» **PROBLEM TO SOLVE**
Produce the listing below again, exactly as shown.

___ EXERCISE DATA

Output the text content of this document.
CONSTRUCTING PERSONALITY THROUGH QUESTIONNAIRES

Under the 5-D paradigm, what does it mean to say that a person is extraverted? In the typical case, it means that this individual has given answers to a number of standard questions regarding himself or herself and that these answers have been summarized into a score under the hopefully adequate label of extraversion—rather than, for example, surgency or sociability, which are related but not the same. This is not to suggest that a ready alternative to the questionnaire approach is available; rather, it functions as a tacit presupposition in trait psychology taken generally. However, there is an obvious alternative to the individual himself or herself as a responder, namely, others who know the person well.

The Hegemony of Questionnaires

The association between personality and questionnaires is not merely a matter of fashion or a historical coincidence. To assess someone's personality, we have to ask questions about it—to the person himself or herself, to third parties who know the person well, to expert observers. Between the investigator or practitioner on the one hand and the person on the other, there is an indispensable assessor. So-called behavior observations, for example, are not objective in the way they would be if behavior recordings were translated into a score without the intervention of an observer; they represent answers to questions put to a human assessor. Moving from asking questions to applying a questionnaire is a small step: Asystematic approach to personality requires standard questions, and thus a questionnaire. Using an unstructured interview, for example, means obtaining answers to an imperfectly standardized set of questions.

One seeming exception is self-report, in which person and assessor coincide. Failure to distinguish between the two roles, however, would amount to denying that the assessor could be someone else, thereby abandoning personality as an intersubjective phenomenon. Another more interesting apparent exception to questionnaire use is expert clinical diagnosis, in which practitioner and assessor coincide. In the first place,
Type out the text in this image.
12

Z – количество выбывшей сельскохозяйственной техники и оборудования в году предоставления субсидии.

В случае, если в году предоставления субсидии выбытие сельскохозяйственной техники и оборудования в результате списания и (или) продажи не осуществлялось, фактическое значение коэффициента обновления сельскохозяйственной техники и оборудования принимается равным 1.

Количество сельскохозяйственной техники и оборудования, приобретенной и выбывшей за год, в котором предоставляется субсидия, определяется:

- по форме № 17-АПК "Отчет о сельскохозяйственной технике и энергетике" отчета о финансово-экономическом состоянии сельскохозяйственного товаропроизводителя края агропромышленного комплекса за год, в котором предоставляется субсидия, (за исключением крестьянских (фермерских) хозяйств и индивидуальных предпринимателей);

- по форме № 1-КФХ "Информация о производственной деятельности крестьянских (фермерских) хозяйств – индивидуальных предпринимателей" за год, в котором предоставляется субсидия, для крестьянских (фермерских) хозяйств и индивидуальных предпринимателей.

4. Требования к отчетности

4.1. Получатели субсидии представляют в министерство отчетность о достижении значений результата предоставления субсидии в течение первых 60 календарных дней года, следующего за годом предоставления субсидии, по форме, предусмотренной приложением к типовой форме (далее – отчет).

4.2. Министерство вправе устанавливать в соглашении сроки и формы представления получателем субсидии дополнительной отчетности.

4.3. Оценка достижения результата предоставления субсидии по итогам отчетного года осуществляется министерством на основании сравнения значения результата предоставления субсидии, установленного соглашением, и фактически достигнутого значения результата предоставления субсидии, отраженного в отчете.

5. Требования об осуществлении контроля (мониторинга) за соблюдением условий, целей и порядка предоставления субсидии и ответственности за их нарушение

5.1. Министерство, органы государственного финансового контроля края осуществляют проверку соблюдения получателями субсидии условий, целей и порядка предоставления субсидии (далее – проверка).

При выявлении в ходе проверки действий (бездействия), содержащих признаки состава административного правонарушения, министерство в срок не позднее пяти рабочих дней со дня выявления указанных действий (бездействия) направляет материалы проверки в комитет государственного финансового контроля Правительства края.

______

» **FULL ANSWER**
Output the text content of this document.
CONSTRUCTING PERSONALITY THROUGH QUESTIONNAIRES

Under the 5-D paradigm, what does it mean to say that a person is extraverted? In the typical case, it means that this individual has given answers to a number of standard questions regarding himself or herself and that these answers have been summarized into a score under the hopefully adequate label of extraversion—rather than, for example, surgency or sociability, which are related but not the same. This is not to suggest that a ready alternative to the questionnaire approach is available; rather, it functions as a tacit presupposition in trait psychology taken generally. However, there is an obvious alternative to the individual himself or herself as a responder, namely, others who know the person well.

The Hegemony of Questionnaires

The association between personality and questionnaires is not merely a matter of fashion or a historical coincidence. To assess someone's personality, we have to ask questions about it—to the person himself or herself, to third parties who know the person well, to expert observers. Between the investigator or practitioner on the one hand and the person on the other, there is an indispensable assessor. So-called behavior observations, for example, are not objective in the way they would be if behavior recordings were translated into a score without the intervention of an observer; they represent answers to questions put to a human assessor. Moving from asking questions to applying a questionnaire is a small step: Asystematic approach to personality requires standard questions, and thus a questionnaire. Using an unstructured interview, for example, means obtaining answers to an imperfectly standardized set of questions.

One seeming exception is self-report, in which person and assessor coincide. Failure to distinguish between the two roles, however, would amount to denying that the assessor could be someone else, thereby abandoning personality as an intersubjective phenomenon. Another more interesting apparent exception to questionnaire use is expert clinical diagnosis, in which practitioner and assessor coincide. In the first place,
Type out the text in this image.
12

Z – количество выбывшей сельскохозяйственной техники и оборудования в году предоставления субсидии.

В случае, если в году предоставления субсидии выбытие сельскохозяйственной техники и оборудования в результате списания и (или) продажи не осуществлялось, фактическое значение коэффициента обновления сельскохозяйственной техники и оборудования принимается равным 1.

Количество сельскохозяйственной техники и оборудования, приобретенной и выбывшей за год, в котором предоставляется субсидия, определяется:

- по форме № 17-АПК "Отчет о сельскохозяйственной технике и энергетике" отчета о финансово-экономическом состоянии сельскохозяйственного товаропроизводителя края агропромышленного комплекса за год, в котором предоставляется субсидия, (за исключением крестьянских (фермерских) хозяйств и индивидуальных предпринимателей);

- по форме № 1-КФХ "Информация о производственной деятельности крестьянских (фермерских) хозяйств – индивидуальных предпринимателей" за год, в котором предоставляется субсидия, для крестьянских (фермерских) хозяйств и индивидуальных предпринимателей.

4. Требования к отчетности

4.1. Получатели субсидии представляют в министерство отчетность о достижении значений результата предоставления субсидии в течение первых 60 календарных дней года, следующего за годом предоставления субсидии, по форме, предусмотренной приложением к типовой форме (далее – отчет).

4.2. Министерство вправе устанавливать в соглашении сроки и формы представления получателем субсидии дополнительной отчетности.

4.3. Оценка достижения результата предоставления субсидии по итогам отчетного года осуществляется министерством на основании сравнения значения результата предоставления субсидии, установленного соглашением, и фактически достигнутого значения результата предоставления субсидии, отраженного в отчете.

5. Требования об осуществлении контроля (мониторинга) за соблюдением условий, целей и порядка предоставления субсидии и ответственности за их нарушение

5.1. Министерство, органы государственного финансового контроля края осуществляют проверку соблюдения получателями субсидии условий, целей и порядка предоставления субсидии (далее – проверка).

При выявлении в ходе проверки действий (бездействия), содержащих признаки состава административного правонарушения, министерство в срок не позднее пяти рабочих дней со дня выявления указанных действий (бездействия) направляет материалы проверки в комитет государственного финансового контроля Правительства края.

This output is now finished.